* _WRITTEN REQUEST_: Copy each line of the entries that contains the word "brushes".

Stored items
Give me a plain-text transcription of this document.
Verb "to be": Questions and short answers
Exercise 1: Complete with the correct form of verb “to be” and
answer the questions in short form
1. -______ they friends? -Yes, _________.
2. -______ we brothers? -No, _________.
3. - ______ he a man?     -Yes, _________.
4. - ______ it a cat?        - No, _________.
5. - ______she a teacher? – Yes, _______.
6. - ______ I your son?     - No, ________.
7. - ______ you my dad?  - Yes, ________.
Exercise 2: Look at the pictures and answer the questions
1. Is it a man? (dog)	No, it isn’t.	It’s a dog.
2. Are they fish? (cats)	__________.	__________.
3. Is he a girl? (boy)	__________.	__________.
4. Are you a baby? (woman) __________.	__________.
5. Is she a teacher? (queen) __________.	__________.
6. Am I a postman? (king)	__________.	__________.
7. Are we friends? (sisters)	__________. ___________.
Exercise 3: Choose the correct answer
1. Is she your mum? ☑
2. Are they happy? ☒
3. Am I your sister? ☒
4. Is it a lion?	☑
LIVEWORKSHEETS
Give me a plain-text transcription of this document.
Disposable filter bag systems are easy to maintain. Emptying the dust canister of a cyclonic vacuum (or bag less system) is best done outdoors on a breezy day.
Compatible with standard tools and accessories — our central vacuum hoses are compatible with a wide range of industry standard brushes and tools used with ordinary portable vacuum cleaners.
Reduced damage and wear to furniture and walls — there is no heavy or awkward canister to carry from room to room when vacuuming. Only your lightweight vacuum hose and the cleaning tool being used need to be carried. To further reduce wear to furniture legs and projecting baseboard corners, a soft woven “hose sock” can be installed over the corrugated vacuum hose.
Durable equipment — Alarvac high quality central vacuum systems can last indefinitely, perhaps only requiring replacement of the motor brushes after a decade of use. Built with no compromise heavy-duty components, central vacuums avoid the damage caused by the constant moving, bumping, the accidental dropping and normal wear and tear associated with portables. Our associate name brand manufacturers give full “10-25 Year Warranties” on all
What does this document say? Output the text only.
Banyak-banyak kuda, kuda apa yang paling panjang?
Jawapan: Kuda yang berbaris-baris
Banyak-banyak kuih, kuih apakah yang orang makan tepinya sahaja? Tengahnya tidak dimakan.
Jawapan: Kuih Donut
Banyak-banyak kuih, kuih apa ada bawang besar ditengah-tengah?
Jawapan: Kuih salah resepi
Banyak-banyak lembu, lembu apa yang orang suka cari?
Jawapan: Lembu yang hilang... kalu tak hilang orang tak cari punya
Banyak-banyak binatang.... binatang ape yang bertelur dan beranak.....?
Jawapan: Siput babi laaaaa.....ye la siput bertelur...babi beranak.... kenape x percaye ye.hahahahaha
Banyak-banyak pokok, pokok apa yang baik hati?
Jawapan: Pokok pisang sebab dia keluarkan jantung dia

* _RESPONSE TO THE EXERCISE_:
Compatible with standard tools and accessories — our central vacuum hoses are compatible with a wide range of industry standard brushes and tools used with ordinary portable vacuum cleaners.
Durable equipment — Alarvac high quality central vacuum systems can last indefinitely, perhaps only requiring replacement of the motor brushes after a decade of use. Built with no compromise heavy-duty components, central vacuums avoid the damage caused by the constant moving, bumping, the accidental dropping and normal wear and tear associated with portables. Our associate name brand manufacturers give full “10-25 Year Warranties” on all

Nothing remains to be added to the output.